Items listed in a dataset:

=== Section Start ===

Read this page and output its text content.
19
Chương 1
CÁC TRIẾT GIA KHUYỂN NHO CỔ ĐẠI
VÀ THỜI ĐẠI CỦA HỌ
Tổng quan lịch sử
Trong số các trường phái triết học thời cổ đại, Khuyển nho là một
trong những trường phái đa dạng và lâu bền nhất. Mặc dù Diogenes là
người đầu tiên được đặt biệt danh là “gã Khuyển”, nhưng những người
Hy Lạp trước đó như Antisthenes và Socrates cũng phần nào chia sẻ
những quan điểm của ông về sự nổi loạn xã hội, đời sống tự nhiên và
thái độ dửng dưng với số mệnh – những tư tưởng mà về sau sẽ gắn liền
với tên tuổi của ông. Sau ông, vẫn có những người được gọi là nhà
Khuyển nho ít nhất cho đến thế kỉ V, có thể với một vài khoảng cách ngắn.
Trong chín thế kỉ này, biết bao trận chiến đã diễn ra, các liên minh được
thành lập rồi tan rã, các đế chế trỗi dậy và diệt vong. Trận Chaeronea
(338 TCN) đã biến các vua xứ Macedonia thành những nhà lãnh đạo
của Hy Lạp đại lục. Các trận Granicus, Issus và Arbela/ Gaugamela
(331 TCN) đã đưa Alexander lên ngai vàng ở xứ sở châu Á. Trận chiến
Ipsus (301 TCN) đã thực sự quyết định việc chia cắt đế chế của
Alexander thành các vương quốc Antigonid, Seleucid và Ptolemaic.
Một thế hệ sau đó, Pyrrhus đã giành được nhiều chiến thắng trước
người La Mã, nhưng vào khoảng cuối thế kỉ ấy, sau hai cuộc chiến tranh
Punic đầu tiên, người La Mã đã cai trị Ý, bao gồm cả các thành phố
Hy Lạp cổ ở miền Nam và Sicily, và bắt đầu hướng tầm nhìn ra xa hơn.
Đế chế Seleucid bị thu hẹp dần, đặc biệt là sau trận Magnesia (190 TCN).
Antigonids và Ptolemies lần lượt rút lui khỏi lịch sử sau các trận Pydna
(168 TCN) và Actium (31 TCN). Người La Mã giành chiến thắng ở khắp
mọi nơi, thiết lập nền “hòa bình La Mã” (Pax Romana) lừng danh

=== Section End ===
=== Section Start ===

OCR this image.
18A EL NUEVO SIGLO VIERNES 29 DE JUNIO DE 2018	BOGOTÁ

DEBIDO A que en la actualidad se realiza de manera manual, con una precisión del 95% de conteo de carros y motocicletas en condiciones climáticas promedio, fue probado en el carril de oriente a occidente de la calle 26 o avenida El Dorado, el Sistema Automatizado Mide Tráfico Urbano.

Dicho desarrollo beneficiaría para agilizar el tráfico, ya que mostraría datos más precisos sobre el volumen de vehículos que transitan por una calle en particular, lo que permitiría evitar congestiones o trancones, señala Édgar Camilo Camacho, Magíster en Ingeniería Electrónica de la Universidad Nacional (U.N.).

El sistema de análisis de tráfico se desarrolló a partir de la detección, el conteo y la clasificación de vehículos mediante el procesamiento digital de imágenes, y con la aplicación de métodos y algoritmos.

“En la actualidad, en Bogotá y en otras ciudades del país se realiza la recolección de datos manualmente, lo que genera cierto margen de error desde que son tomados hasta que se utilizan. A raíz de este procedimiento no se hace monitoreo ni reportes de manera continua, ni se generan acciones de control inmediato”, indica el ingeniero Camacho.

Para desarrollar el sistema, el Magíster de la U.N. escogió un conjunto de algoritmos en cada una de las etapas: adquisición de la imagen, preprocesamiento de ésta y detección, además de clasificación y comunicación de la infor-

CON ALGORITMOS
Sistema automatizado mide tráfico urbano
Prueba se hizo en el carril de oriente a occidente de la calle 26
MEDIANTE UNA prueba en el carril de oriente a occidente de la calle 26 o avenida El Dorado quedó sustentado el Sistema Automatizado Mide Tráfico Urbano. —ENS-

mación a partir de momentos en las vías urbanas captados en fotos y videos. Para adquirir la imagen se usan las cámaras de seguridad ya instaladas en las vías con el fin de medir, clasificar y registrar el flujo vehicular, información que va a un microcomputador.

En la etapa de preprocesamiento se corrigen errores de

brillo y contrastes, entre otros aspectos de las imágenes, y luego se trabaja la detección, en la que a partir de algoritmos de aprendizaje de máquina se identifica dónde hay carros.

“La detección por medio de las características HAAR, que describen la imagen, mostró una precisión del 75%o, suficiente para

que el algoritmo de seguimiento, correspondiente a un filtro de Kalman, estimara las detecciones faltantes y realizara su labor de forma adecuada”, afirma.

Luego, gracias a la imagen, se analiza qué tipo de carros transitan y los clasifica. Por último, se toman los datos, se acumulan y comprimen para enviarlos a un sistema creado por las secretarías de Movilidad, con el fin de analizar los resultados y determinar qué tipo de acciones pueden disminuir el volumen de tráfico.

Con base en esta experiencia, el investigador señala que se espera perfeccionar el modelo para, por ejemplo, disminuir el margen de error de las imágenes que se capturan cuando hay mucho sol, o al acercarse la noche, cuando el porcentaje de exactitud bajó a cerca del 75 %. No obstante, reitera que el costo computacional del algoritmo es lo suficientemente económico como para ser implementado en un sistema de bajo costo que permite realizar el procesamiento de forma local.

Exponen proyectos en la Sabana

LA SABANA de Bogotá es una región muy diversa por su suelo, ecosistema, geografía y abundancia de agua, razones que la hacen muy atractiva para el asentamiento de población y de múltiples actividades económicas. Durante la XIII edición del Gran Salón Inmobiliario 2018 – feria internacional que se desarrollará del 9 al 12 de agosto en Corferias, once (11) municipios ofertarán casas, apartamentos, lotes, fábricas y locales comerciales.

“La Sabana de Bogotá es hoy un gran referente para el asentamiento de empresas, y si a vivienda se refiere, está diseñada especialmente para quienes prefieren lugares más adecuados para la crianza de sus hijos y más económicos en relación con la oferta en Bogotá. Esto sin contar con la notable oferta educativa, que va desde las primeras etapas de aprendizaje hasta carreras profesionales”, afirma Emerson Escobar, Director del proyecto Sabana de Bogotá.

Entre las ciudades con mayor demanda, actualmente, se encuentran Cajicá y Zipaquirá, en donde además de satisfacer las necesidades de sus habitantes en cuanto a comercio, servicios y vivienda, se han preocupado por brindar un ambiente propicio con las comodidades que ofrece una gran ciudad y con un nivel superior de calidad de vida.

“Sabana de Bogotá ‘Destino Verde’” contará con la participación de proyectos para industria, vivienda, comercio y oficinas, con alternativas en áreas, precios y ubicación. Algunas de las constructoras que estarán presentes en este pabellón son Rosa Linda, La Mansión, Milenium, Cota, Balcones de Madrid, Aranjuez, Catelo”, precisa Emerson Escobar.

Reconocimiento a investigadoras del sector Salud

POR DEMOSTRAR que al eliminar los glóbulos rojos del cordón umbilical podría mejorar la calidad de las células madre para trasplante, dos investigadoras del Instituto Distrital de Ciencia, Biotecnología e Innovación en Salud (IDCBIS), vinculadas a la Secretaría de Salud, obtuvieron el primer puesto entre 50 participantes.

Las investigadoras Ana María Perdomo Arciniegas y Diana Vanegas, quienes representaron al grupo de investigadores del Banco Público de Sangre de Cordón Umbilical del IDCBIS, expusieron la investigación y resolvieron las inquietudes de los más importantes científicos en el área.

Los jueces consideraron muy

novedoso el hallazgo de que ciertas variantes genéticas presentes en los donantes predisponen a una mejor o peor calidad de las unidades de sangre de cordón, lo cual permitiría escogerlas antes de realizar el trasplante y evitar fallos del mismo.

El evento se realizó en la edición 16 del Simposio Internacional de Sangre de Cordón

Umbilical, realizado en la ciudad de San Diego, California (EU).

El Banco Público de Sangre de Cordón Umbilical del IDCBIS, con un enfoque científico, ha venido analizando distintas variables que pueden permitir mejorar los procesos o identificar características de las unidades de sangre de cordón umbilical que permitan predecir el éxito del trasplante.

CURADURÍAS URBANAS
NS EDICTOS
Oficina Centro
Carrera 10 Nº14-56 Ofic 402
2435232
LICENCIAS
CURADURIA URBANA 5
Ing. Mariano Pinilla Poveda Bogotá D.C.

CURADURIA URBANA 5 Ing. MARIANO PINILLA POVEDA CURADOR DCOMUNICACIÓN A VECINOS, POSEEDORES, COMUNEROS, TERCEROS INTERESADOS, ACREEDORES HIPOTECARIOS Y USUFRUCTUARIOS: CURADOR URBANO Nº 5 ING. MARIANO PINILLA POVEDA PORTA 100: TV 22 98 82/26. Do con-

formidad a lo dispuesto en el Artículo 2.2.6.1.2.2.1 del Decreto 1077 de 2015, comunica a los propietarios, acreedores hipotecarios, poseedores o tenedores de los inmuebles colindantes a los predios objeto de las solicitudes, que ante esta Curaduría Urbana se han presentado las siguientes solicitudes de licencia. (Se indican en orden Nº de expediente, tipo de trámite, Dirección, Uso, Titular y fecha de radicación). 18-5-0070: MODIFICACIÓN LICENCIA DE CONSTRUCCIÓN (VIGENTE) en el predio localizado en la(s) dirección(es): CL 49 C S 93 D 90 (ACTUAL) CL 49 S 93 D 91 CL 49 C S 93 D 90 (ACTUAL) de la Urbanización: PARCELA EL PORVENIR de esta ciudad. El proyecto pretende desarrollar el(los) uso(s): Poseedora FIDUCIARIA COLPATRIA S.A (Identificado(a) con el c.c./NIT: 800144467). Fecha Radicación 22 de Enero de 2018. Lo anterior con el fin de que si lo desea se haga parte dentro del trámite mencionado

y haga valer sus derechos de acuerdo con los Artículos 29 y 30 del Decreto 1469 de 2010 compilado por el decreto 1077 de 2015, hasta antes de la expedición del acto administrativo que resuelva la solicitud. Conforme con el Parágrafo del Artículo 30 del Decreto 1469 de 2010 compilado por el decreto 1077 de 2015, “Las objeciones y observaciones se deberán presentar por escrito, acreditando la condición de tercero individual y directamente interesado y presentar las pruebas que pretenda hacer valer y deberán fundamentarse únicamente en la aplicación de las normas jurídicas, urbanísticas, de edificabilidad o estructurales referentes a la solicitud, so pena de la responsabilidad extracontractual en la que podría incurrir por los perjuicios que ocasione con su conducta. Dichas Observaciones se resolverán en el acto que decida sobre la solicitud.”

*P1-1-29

=== Section End ===

Exercise ▸
Go line by line through the data, copying each one that contains the word "trường".

Response to this exercise ▸
Trong số các trường phái triết học thời cổ đại, Khuyển nho là một
trong những trường phái đa dạng và lâu bền nhất. Mặc dù Diogenes là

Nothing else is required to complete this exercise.